▶ _Extract provided_:
#####
Land claimants have lodged a renewed court bid to stop sand mining in Macassar.
While the land may be awarded to a number of victims forcibly removed from the land under apartheid laws, a mining company says it will go out of business altogether if forced to stop operations there.
The matter has a long history, dating from 1997 when a land claim was lodged for Zandvliet Commonage, now referred to as erf 1197, Macassar.
Sand mining company Maccsand obtained rights to mine the dunes in 2000.
The Macassar Land Claims Committee took the matter to court and in 2003 the Land Claims Court prohibited sand mining of the dunes, as well as the rezoning of the land.
The case then went to the Supreme Court of Appeal, which made some amendments to the order, effectively allowing for limited mining of the dunes pending the outcome of the land claim.
In a separate case, Maccsand took on the City of Cape Town in an attempt to mine sand from two dunes in Mitchells Plain.
#####
▶ _Data rows_:
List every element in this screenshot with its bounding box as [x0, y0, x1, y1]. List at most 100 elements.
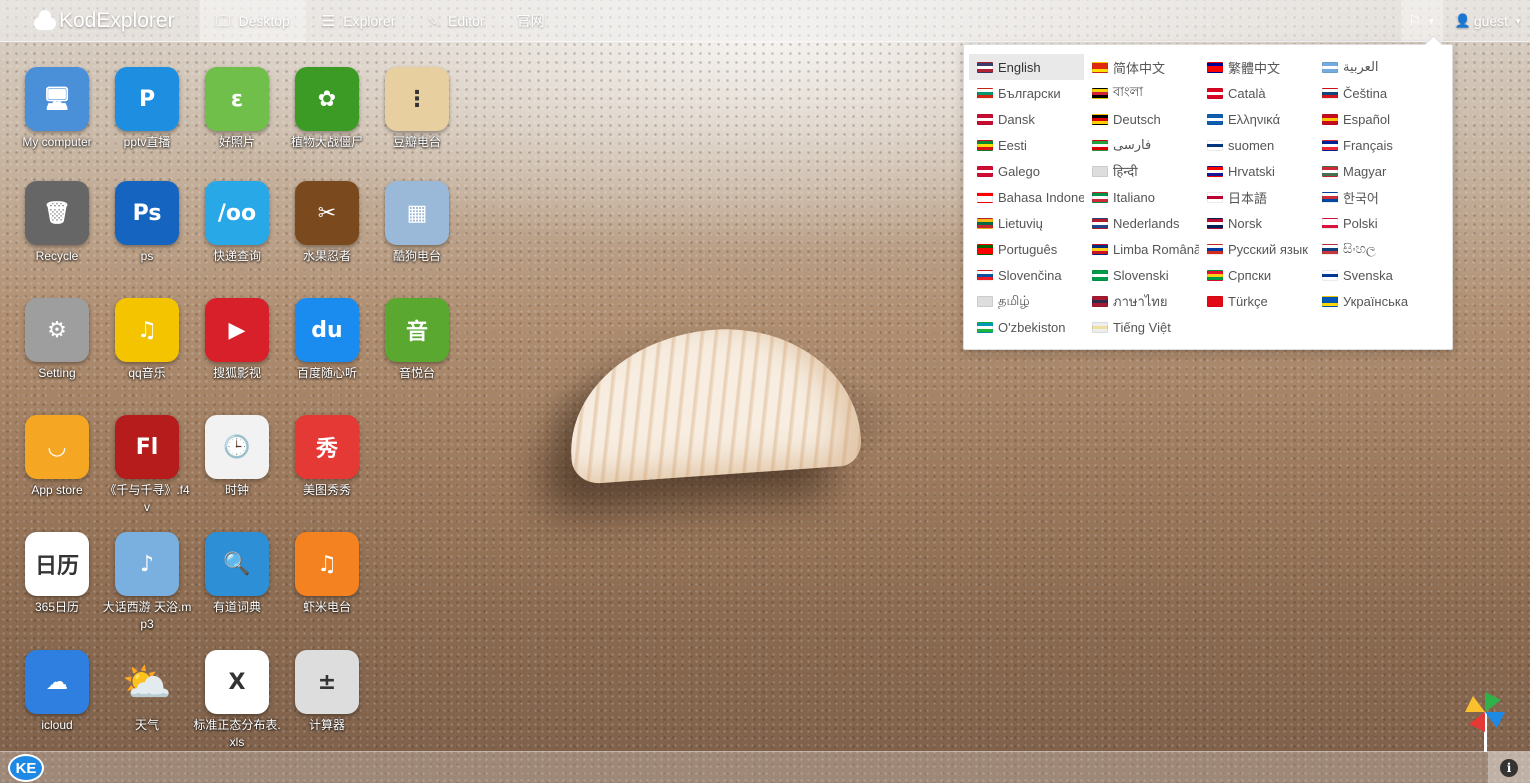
desktop-item[interactable]: du 百度随心听	[282, 298, 372, 382]
pinwheel-icon[interactable]	[1463, 690, 1507, 752]
desktop-item[interactable]: ♪ 大话西游 天浴.mp3	[102, 532, 192, 633]
language-option[interactable]: 繁體中文	[1199, 54, 1314, 80]
desktop-item[interactable]: 🔍 有道词典	[192, 532, 282, 616]
language-option[interactable]: العربية	[1314, 54, 1429, 80]
desktop-item-label: 计算器	[308, 718, 345, 732]
language-option[interactable]: Català	[1199, 80, 1314, 106]
language-label: Български	[998, 85, 1061, 101]
language-option[interactable]: Nederlands	[1084, 210, 1199, 236]
desktop-item[interactable]: ◡ App store	[12, 415, 102, 499]
language-option[interactable]: Hrvatski	[1199, 158, 1314, 184]
desktop-item-label: App store	[31, 483, 83, 497]
desktop-item-label: 水果忍者	[302, 249, 351, 263]
language-option[interactable]: Deutsch	[1084, 106, 1199, 132]
language-option[interactable]: suomen	[1199, 132, 1314, 158]
language-option[interactable]: Português	[969, 236, 1084, 262]
desktop-item-label: 百度随心听	[296, 366, 357, 380]
desktop-item[interactable]: ▦ 酷狗电台	[372, 181, 462, 265]
language-option[interactable]: Galego	[969, 158, 1084, 184]
desktop-item[interactable]: 🕒 时钟	[192, 415, 282, 499]
desktop-item[interactable]: 日历 365日历	[12, 532, 102, 616]
desktop-item[interactable]: ± 计算器	[282, 650, 372, 734]
desktop-item[interactable]: ☁ icloud	[12, 650, 102, 734]
desktop-item[interactable]: ⋮ 豆瓣电台	[372, 67, 462, 151]
language-label: العربية	[1343, 59, 1379, 74]
desktop-item-label: 美图秀秀	[302, 483, 351, 497]
language-option[interactable]: Slovenski	[1084, 262, 1199, 288]
nav-tab-1[interactable]: ☰ Explorer	[306, 0, 412, 42]
language-option[interactable]: Italiano	[1084, 184, 1199, 210]
language-option[interactable]: Dansk	[969, 106, 1084, 132]
nav-tab-2[interactable]: ✎ Editor	[411, 0, 500, 42]
language-option[interactable]: Български	[969, 80, 1084, 106]
desktop-item[interactable]: 🖥 My computer	[12, 67, 102, 151]
nav-tab-0[interactable]: 🖵 Desktop	[200, 0, 306, 42]
language-option[interactable]: 한국어	[1314, 184, 1429, 210]
desktop-item[interactable]: ♫ 虾米电台	[282, 532, 372, 616]
language-option[interactable]: සිංහල	[1314, 236, 1429, 262]
clock-icon: 🕒	[205, 415, 269, 479]
brand-logo[interactable]: KodExplorer	[34, 8, 175, 34]
desktop-item[interactable]: ε 好照片	[192, 67, 282, 151]
info-button[interactable]: i	[1488, 752, 1530, 783]
language-option[interactable]: Eesti	[969, 132, 1084, 158]
language-label: Српски	[1228, 267, 1272, 283]
language-label: বাংলা	[1113, 83, 1144, 99]
desktop-item[interactable]: 🗑 Recycle	[12, 181, 102, 265]
language-option[interactable]: Norsk	[1199, 210, 1314, 236]
language-option[interactable]: Lietuvių	[969, 210, 1084, 236]
desktop-item[interactable]: ✂ 水果忍者	[282, 181, 372, 265]
language-label: Français	[1343, 137, 1393, 153]
language-label: Català	[1228, 85, 1266, 101]
language-option[interactable]: Tiếng Việt	[1084, 314, 1199, 340]
desktop-item-label: 《千与千寻》.f4v	[104, 483, 190, 514]
language-option[interactable]: فارسی	[1084, 132, 1199, 158]
language-option[interactable]: தமிழ்	[969, 288, 1084, 314]
desktop-item[interactable]: ⛅ 天气	[102, 650, 192, 734]
country-flag-icon	[1092, 217, 1108, 229]
desktop-item[interactable]: ♫ qq音乐	[102, 298, 192, 382]
desktop-item[interactable]: ▶ 搜狐影视	[192, 298, 282, 382]
desktop-item[interactable]: /oo 快递查询	[192, 181, 282, 265]
language-option[interactable]: Ελληνικά	[1199, 106, 1314, 132]
desktop-item[interactable]: X 标准正态分布表.xls	[192, 650, 282, 751]
desktop-item[interactable]: ⚙ Setting	[12, 298, 102, 382]
language-option[interactable]: English	[969, 54, 1084, 80]
language-button[interactable]: ⚐ ▼	[1400, 0, 1443, 42]
language-option[interactable]: Türkçe	[1199, 288, 1314, 314]
language-option[interactable]: Polski	[1314, 210, 1429, 236]
language-option[interactable]: ภาษาไทย	[1084, 288, 1199, 314]
language-option[interactable]: Español	[1314, 106, 1429, 132]
language-option[interactable]: Українська	[1314, 288, 1429, 314]
user-menu-button[interactable]: 👤 guest ▼	[1443, 0, 1530, 42]
country-flag-icon	[1092, 191, 1108, 203]
desktop-item-label: Recycle	[35, 249, 79, 263]
language-option[interactable]: বাংলা	[1084, 80, 1199, 106]
desktop-item[interactable]: Ppptv直播	[102, 67, 192, 151]
language-option[interactable]: O'zbekiston	[969, 314, 1084, 340]
desktop-item[interactable]: 音音悦台	[372, 298, 462, 382]
language-option[interactable]: Svenska	[1314, 262, 1429, 288]
trash-icon: 🗑	[25, 181, 89, 245]
language-option[interactable]: Čeština	[1314, 80, 1429, 106]
language-option[interactable]: Bahasa Indone	[969, 184, 1084, 210]
language-option[interactable]: हिन्दी	[1084, 158, 1199, 184]
language-option[interactable]: Français	[1314, 132, 1429, 158]
language-option[interactable]: Limba Română	[1084, 236, 1199, 262]
country-flag-icon	[977, 269, 993, 281]
icloud-icon: ☁	[25, 650, 89, 714]
language-option[interactable]: Српски	[1199, 262, 1314, 288]
desktop-item-label: 365日历	[34, 600, 80, 614]
language-option[interactable]: Русский язык	[1199, 236, 1314, 262]
desktop-item[interactable]: 秀美图秀秀	[282, 415, 372, 499]
language-option[interactable]: 简体中文	[1084, 54, 1199, 80]
desktop-item[interactable]: Fl 《千与千寻》.f4v	[102, 415, 192, 516]
desktop-item[interactable]: ✿ 植物大战僵尸	[282, 67, 372, 151]
excel-file-icon: X	[205, 650, 269, 714]
start-button[interactable]: KE	[8, 754, 44, 782]
nav-tab-3[interactable]: 官网	[501, 0, 561, 42]
language-option[interactable]: Magyar	[1314, 158, 1429, 184]
language-option[interactable]: Slovenčina	[969, 262, 1084, 288]
language-option[interactable]: 日本語	[1199, 184, 1314, 210]
desktop-item[interactable]: Ps ps	[102, 181, 192, 265]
#####
▶ _What needs to be done_: Please list every year mentioned in the Macassar sand mining text. The items are separate material, unrelated to the Macassar sand mining text.

▶ _Solution for this exercise_: 1997, 2000, 2003